[start]

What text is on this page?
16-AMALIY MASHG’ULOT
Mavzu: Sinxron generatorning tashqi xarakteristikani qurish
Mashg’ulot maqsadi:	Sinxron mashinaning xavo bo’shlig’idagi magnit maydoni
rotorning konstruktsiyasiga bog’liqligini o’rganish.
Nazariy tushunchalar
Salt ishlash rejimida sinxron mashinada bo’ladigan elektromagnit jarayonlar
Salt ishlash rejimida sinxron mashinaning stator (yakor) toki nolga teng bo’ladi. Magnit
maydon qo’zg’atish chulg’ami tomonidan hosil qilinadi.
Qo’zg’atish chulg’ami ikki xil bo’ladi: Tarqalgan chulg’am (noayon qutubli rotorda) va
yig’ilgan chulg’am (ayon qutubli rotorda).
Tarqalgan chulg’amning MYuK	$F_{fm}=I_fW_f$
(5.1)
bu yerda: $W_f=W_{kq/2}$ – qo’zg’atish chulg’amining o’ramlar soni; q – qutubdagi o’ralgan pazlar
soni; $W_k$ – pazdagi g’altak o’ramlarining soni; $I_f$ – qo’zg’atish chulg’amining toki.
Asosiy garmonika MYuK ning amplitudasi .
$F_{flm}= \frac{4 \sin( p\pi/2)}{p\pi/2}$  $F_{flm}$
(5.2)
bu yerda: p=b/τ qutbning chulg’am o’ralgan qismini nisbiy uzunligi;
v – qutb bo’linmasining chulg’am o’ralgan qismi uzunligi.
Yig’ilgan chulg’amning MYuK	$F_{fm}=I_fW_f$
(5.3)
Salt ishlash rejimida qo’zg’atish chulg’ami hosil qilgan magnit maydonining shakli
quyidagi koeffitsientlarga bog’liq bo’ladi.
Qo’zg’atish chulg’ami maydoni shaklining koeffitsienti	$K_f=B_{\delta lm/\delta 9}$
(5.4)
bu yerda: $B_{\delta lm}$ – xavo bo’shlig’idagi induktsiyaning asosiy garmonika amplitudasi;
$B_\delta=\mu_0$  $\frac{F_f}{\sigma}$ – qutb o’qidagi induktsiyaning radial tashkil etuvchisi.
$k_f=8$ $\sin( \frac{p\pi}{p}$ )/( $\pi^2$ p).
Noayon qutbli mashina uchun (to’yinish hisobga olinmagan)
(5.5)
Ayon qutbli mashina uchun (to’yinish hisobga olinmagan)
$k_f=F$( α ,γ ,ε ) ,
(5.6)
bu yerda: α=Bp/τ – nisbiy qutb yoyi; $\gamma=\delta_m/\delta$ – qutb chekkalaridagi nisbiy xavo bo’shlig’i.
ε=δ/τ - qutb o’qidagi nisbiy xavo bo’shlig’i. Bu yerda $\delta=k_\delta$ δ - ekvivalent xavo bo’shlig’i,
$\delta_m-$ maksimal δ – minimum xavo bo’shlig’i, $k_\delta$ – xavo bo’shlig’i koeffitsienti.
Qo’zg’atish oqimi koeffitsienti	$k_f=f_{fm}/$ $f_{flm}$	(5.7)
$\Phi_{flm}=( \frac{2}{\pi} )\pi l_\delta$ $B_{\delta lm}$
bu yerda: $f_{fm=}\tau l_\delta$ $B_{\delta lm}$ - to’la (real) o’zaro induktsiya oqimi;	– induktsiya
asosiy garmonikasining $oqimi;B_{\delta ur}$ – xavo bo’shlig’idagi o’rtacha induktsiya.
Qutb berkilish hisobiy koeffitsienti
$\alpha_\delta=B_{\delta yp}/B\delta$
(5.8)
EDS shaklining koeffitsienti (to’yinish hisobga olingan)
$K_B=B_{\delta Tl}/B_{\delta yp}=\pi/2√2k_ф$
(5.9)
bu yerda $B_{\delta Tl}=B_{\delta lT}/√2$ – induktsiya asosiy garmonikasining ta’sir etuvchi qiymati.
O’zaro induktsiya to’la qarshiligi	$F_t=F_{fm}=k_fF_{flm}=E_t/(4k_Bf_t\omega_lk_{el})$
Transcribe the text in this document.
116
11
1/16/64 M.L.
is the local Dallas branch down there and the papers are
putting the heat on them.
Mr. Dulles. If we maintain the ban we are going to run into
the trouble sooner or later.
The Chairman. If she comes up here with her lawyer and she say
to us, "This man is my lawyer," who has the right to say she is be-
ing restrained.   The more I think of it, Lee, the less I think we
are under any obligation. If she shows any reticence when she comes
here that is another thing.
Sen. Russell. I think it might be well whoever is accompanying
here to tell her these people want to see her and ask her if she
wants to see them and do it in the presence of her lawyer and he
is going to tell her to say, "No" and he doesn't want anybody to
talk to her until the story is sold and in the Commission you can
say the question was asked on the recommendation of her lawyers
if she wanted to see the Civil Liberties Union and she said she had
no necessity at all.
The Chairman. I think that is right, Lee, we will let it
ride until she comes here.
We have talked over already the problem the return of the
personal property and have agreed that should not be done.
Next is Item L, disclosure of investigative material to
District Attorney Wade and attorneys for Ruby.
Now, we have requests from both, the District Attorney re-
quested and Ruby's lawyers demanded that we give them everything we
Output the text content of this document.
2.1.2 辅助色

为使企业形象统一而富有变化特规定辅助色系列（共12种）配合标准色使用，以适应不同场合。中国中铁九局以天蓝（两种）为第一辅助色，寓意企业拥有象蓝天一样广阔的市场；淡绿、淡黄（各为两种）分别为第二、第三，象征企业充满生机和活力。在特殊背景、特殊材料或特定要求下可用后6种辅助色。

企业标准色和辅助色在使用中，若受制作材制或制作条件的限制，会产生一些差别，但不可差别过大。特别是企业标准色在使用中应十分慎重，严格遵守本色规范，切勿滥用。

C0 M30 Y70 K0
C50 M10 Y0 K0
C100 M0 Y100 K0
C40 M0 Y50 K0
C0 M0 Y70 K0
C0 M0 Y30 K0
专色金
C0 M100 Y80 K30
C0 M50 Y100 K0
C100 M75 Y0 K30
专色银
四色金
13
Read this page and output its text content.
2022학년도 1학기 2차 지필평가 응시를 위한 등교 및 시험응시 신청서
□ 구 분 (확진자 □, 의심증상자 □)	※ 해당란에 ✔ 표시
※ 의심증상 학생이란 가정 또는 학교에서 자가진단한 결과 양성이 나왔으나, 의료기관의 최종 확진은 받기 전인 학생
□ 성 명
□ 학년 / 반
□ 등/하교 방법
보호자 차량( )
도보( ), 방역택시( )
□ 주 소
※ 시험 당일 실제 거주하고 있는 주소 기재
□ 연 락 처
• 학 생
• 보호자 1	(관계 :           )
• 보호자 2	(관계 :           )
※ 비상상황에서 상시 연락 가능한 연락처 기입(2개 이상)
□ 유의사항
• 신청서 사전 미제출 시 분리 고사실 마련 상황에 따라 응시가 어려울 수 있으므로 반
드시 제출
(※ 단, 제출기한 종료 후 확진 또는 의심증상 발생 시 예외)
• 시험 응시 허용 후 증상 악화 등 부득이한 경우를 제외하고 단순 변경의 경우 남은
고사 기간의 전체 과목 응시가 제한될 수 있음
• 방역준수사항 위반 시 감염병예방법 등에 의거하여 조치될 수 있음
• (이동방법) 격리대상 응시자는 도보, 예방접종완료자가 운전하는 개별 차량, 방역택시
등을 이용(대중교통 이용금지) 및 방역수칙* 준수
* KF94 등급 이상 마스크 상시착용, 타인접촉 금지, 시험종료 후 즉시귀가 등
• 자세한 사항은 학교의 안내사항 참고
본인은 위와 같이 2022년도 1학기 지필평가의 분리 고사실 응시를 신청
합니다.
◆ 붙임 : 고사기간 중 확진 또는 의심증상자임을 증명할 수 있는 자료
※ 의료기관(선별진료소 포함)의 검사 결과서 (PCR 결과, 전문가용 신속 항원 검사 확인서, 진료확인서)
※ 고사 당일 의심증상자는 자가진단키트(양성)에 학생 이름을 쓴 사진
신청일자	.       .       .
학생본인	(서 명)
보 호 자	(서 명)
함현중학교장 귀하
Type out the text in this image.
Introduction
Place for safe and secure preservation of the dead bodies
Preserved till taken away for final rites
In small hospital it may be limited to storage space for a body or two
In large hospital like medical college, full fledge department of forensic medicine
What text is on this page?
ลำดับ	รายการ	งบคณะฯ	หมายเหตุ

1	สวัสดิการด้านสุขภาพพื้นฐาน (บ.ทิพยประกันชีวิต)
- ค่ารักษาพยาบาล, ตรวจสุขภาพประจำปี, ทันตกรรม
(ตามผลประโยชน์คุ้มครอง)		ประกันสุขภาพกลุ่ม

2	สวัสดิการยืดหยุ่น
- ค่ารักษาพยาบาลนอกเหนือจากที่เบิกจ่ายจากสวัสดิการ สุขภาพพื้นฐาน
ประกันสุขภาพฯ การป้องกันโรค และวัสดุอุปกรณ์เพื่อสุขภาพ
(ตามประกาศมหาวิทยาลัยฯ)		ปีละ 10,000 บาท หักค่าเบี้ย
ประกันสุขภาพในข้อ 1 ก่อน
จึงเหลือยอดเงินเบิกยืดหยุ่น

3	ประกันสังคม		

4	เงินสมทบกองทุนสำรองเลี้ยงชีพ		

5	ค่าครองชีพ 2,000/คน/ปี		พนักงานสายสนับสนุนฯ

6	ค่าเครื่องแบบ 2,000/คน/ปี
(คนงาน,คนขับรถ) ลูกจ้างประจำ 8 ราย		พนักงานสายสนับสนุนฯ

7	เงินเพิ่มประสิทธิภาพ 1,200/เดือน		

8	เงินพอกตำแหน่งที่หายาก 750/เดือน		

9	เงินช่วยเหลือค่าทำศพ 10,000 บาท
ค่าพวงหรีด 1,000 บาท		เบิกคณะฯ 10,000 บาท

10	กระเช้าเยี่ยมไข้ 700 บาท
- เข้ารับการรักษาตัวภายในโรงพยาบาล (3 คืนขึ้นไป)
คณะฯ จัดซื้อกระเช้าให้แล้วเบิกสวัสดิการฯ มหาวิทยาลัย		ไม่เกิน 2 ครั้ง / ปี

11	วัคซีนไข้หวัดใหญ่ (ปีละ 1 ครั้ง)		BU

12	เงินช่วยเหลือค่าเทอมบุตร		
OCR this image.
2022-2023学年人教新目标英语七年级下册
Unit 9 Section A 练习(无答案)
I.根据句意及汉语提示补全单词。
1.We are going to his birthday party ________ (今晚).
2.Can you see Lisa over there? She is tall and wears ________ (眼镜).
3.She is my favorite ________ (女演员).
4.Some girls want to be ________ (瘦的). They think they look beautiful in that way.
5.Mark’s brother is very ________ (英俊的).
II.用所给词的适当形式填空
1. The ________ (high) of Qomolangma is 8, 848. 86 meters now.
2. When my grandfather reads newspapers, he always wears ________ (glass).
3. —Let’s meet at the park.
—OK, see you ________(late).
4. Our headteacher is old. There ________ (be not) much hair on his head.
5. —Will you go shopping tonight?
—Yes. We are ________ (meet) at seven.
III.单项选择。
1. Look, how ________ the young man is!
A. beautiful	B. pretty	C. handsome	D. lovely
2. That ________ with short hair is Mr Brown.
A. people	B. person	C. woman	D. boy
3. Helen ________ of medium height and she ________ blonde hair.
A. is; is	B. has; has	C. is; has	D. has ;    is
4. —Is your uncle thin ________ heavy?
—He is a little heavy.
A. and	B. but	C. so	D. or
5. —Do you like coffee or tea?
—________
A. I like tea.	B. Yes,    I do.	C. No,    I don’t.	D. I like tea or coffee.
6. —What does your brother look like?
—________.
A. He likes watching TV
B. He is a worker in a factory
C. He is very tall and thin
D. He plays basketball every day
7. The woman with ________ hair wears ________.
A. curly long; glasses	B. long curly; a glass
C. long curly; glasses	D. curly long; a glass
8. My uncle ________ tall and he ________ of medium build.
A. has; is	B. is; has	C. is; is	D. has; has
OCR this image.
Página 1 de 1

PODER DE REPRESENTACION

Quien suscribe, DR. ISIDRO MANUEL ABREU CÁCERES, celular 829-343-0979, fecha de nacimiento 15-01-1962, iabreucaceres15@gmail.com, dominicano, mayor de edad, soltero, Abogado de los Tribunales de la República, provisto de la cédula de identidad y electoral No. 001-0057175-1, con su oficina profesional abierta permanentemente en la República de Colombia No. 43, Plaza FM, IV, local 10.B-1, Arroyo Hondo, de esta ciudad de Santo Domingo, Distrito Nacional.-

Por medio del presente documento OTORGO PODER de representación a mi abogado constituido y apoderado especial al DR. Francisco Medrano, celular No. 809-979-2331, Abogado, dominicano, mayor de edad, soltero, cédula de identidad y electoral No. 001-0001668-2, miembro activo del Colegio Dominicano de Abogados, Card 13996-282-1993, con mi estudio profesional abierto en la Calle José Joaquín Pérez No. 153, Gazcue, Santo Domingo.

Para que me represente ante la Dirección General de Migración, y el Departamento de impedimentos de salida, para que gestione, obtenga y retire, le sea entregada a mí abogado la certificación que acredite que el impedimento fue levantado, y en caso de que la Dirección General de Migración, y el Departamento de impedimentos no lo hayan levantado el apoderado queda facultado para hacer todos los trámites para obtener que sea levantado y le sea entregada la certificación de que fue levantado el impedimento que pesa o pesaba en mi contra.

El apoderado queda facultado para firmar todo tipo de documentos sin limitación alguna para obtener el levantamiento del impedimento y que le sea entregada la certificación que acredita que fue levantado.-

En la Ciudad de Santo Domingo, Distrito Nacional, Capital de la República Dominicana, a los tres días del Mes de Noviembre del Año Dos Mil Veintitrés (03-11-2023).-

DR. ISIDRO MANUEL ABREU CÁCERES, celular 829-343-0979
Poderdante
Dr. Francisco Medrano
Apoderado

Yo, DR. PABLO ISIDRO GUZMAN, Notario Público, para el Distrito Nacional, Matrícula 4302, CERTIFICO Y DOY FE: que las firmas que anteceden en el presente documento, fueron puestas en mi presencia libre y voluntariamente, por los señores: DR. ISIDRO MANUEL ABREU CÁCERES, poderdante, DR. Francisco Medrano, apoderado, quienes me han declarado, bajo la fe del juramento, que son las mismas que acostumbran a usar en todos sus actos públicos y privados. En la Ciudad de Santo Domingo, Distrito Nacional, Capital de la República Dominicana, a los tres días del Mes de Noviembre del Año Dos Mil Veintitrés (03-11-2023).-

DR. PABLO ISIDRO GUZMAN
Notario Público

[end]

→ **What to work on**
From the entries above, list each line with "until" in it.

→ **Full solution**
talk to her until the story is sold and in the Commission you can
ride until she comes here.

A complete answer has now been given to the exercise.